WORK TO BE COMPLETED: Scan the lines below for the word "acid". Copy each line you find it in.

(DATA UNDER STUDY Opens)

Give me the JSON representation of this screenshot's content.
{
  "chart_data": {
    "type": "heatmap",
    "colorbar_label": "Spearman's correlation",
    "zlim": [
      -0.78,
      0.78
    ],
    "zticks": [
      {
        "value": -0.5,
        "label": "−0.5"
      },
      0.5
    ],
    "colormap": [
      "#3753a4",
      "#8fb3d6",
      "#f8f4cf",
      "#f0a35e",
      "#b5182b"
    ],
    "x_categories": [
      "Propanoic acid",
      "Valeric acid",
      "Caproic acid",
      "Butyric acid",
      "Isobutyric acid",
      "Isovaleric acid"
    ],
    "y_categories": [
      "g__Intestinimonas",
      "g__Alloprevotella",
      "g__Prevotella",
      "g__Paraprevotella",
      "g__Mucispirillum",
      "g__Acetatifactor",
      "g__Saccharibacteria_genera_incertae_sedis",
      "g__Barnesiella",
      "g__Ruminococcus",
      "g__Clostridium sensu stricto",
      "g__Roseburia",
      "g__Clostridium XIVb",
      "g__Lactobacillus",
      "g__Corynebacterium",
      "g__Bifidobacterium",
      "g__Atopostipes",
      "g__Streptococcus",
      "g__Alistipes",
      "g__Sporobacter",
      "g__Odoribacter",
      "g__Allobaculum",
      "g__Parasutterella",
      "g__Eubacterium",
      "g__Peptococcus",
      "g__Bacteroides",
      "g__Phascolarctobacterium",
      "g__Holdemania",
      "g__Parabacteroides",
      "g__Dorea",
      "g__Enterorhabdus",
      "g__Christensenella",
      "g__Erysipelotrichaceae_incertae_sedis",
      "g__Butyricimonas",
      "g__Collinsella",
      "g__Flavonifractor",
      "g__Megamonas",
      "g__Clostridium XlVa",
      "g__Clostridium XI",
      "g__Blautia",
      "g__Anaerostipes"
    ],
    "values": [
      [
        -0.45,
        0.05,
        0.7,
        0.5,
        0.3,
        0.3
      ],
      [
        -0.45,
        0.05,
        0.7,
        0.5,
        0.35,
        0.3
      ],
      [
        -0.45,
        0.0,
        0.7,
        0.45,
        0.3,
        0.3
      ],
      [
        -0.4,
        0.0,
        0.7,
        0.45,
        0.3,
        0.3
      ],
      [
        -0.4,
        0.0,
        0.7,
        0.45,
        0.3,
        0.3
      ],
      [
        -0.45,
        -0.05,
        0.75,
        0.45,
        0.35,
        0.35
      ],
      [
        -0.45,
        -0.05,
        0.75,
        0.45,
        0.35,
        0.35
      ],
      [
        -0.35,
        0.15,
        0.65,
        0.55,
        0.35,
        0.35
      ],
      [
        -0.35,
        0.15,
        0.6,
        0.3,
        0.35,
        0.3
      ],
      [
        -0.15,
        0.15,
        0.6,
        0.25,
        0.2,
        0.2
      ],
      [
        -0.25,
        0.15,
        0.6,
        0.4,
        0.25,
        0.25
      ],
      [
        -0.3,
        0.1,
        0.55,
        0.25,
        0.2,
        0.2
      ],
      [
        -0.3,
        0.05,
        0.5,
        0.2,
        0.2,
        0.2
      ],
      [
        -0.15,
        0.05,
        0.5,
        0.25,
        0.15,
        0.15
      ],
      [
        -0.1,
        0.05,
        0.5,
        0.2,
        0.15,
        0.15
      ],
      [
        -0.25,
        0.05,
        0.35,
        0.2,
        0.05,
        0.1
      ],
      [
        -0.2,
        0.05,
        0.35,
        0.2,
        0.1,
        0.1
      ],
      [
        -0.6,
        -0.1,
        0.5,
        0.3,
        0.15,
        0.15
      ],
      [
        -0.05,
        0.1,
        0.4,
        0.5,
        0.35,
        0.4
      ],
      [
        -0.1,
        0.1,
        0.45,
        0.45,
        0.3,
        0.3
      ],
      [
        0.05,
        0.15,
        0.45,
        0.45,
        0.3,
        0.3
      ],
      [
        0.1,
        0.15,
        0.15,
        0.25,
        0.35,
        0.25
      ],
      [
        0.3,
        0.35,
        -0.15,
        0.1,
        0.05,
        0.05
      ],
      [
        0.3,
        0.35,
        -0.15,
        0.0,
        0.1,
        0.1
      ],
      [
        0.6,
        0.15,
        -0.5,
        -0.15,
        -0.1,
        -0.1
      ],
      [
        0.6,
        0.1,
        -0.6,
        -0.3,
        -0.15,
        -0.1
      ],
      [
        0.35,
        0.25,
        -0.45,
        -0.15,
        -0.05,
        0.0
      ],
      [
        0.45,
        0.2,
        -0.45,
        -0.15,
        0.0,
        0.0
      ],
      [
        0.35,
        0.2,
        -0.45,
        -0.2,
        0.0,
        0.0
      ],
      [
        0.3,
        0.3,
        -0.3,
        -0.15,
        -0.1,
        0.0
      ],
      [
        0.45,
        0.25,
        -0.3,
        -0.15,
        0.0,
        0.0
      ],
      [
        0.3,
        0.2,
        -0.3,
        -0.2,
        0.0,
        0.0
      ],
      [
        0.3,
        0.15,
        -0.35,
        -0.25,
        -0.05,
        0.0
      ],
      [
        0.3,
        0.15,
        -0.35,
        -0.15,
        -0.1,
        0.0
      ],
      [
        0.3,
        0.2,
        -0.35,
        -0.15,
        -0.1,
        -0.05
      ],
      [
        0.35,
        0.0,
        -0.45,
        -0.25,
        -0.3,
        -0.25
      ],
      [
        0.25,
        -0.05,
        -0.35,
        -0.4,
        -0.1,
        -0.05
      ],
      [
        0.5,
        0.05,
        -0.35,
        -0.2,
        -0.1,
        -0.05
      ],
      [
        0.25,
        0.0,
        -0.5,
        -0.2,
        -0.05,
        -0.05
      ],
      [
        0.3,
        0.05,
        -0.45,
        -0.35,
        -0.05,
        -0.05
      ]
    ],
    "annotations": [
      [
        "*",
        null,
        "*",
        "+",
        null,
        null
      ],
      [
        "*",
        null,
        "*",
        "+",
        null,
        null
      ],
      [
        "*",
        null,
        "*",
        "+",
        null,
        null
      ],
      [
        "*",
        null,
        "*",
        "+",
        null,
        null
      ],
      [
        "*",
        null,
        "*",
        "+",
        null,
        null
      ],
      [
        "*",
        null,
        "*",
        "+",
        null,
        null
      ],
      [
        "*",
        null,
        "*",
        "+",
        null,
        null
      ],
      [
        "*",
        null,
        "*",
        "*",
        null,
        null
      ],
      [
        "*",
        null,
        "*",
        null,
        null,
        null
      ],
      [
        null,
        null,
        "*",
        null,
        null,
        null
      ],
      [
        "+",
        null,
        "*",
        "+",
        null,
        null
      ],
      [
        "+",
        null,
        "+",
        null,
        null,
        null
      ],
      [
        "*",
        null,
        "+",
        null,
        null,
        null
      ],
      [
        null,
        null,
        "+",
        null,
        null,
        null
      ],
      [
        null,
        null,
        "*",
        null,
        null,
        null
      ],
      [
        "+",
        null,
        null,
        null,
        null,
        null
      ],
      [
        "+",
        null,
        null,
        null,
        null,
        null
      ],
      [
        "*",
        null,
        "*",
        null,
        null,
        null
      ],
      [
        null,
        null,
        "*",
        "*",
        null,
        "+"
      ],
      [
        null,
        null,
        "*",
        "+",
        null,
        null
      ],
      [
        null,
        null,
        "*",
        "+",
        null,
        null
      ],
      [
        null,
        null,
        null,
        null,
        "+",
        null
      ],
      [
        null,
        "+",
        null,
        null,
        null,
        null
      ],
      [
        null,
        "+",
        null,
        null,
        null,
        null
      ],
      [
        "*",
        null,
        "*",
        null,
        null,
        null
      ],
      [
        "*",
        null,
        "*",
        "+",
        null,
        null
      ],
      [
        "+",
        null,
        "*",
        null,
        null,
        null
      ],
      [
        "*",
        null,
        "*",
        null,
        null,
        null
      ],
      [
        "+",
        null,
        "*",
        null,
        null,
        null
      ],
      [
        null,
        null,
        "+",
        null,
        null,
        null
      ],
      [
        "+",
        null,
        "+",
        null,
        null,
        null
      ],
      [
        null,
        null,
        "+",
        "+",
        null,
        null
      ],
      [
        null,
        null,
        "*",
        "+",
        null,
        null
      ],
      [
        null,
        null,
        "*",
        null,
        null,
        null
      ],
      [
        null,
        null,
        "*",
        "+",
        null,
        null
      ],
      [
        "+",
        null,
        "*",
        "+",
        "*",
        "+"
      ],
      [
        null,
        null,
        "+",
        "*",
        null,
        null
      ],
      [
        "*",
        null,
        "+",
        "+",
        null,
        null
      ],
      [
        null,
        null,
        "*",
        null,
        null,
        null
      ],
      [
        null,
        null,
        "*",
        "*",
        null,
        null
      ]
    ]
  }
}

(DATA UNDER STUDY Closes)

ANSWER FOR THIS EXERCISE:
      "Propanoic acid",
      "Valeric acid",
      "Caproic acid",
      "Butyric acid",
      "Isobutyric acid",
      "Isovaleric acid"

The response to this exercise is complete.